Look through the data below. Show each line where the string "JSON" occurs.

» **Dataset entries on figures**
--------------------------------

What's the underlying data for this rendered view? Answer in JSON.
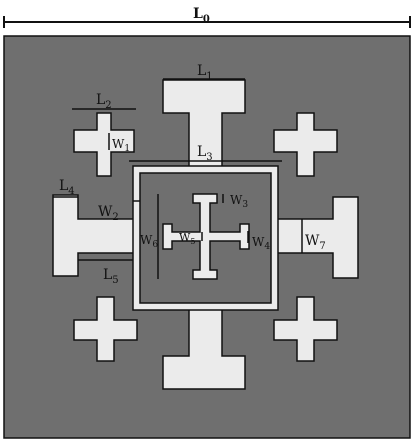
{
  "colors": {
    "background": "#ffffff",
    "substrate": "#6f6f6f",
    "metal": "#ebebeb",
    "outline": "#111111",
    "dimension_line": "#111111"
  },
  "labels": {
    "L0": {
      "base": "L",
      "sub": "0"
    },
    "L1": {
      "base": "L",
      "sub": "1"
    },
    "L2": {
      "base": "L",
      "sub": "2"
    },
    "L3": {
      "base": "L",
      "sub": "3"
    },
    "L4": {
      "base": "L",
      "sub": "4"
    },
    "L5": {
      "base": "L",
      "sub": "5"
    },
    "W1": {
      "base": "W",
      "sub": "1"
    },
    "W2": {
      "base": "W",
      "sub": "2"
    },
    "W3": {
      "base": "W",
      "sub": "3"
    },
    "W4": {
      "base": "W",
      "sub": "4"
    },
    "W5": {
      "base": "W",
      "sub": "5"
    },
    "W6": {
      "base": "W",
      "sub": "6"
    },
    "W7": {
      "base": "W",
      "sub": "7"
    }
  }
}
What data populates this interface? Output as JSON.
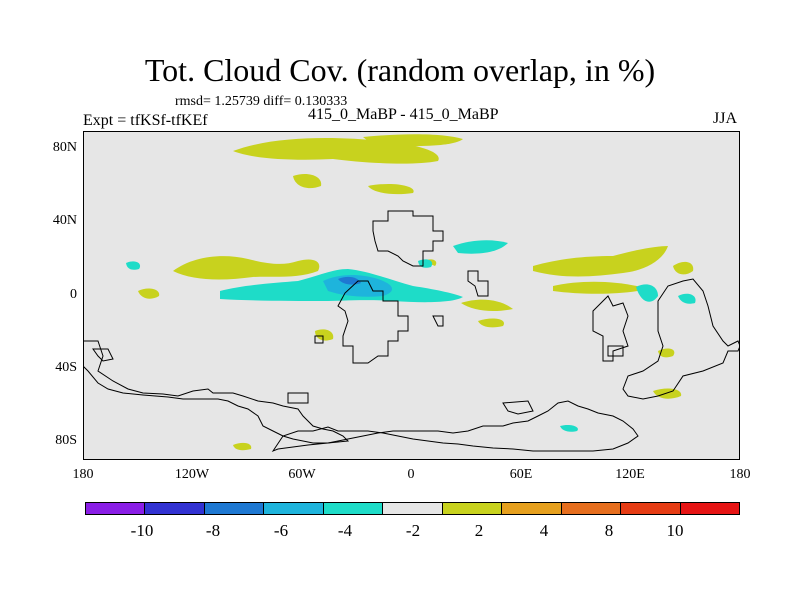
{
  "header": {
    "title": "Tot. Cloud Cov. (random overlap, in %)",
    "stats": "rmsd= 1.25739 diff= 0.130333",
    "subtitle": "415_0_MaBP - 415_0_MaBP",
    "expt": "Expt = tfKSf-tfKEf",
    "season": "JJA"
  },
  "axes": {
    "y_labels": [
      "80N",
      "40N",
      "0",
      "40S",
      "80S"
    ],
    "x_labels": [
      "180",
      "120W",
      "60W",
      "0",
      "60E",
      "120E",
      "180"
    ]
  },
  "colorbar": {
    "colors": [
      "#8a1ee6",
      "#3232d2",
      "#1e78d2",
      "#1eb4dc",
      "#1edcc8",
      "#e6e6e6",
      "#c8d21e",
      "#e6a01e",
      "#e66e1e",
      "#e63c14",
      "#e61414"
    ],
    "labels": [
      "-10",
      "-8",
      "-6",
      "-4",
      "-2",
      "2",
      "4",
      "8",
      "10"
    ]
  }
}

--------------------------------

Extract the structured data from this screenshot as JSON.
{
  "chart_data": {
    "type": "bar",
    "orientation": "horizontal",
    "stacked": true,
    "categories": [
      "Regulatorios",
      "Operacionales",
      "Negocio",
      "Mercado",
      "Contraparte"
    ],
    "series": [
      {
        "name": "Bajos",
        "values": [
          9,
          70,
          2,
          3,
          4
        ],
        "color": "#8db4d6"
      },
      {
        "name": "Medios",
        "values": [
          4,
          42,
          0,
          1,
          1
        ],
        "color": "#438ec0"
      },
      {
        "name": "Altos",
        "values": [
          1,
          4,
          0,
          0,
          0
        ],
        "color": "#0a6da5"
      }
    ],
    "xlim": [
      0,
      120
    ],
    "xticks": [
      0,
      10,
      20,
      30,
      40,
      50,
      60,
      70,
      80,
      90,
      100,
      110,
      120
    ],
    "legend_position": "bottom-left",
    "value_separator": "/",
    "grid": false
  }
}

--------------------------------

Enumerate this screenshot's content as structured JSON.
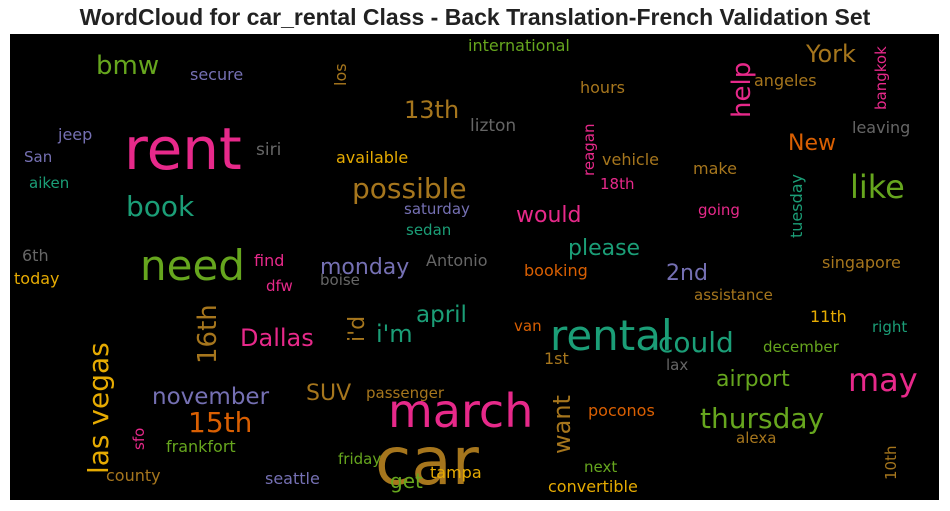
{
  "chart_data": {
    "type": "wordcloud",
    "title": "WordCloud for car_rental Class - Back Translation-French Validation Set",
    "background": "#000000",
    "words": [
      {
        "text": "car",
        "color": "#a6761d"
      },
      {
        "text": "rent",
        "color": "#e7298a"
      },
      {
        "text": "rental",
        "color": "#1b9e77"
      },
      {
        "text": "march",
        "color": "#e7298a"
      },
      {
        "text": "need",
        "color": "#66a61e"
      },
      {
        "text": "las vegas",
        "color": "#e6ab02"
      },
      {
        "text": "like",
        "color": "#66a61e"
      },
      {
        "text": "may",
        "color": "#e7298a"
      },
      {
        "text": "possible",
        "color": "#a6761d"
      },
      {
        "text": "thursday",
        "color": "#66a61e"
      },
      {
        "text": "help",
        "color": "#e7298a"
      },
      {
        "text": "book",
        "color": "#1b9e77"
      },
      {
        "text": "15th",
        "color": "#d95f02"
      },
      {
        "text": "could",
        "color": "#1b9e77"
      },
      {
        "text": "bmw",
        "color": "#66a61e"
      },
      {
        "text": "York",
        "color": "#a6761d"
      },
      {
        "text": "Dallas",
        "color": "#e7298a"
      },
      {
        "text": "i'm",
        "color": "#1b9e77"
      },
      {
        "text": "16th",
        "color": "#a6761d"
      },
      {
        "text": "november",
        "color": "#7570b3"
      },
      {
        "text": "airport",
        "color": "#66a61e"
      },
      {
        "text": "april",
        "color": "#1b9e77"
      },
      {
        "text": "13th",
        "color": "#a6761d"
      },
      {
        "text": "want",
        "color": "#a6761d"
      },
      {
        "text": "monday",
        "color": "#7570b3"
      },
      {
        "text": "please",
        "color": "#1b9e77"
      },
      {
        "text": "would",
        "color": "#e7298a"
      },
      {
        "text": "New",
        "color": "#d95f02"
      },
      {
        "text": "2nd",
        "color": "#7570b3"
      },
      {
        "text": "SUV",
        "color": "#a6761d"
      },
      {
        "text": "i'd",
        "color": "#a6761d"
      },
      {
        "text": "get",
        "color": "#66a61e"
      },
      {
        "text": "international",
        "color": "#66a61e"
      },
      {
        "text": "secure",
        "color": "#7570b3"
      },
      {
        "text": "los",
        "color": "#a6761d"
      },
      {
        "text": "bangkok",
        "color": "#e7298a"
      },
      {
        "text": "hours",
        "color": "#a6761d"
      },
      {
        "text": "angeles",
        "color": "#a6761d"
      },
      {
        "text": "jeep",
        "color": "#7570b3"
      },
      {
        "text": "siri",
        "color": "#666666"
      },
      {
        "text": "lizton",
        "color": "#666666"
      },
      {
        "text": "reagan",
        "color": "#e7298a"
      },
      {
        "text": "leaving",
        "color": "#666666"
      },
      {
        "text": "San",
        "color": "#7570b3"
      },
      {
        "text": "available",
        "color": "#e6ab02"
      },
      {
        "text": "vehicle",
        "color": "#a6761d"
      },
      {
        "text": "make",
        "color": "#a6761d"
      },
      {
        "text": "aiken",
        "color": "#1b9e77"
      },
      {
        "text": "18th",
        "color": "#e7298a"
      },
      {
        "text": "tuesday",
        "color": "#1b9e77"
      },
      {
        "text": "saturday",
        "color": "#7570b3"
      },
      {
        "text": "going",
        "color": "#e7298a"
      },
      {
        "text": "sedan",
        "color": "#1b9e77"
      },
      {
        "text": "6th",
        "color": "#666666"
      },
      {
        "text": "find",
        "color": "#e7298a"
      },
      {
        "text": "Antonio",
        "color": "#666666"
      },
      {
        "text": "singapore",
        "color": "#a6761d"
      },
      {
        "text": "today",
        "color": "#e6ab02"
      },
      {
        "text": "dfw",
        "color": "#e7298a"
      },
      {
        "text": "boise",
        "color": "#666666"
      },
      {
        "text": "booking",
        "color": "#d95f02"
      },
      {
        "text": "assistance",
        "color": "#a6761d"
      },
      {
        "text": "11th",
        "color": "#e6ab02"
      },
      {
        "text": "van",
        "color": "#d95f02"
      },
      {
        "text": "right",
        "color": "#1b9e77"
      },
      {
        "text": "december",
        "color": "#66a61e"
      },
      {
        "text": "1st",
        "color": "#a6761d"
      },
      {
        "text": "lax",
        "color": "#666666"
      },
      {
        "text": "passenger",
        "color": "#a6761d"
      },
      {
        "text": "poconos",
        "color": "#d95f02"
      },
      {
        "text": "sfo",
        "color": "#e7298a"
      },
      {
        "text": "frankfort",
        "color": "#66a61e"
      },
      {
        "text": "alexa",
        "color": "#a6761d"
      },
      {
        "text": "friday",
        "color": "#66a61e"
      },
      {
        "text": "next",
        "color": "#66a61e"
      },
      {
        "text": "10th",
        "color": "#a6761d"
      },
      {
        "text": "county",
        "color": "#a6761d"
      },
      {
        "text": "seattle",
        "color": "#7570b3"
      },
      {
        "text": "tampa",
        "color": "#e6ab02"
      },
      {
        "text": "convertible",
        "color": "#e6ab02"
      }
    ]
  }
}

--------------------------------

» **Answer to the task**
What's the underlying data for this rendered view? Answer in JSON.
What data populates this interface? Output as JSON.
Extract the structured data from this screenshot as JSON.
Enumerate this screenshot's content as structured JSON.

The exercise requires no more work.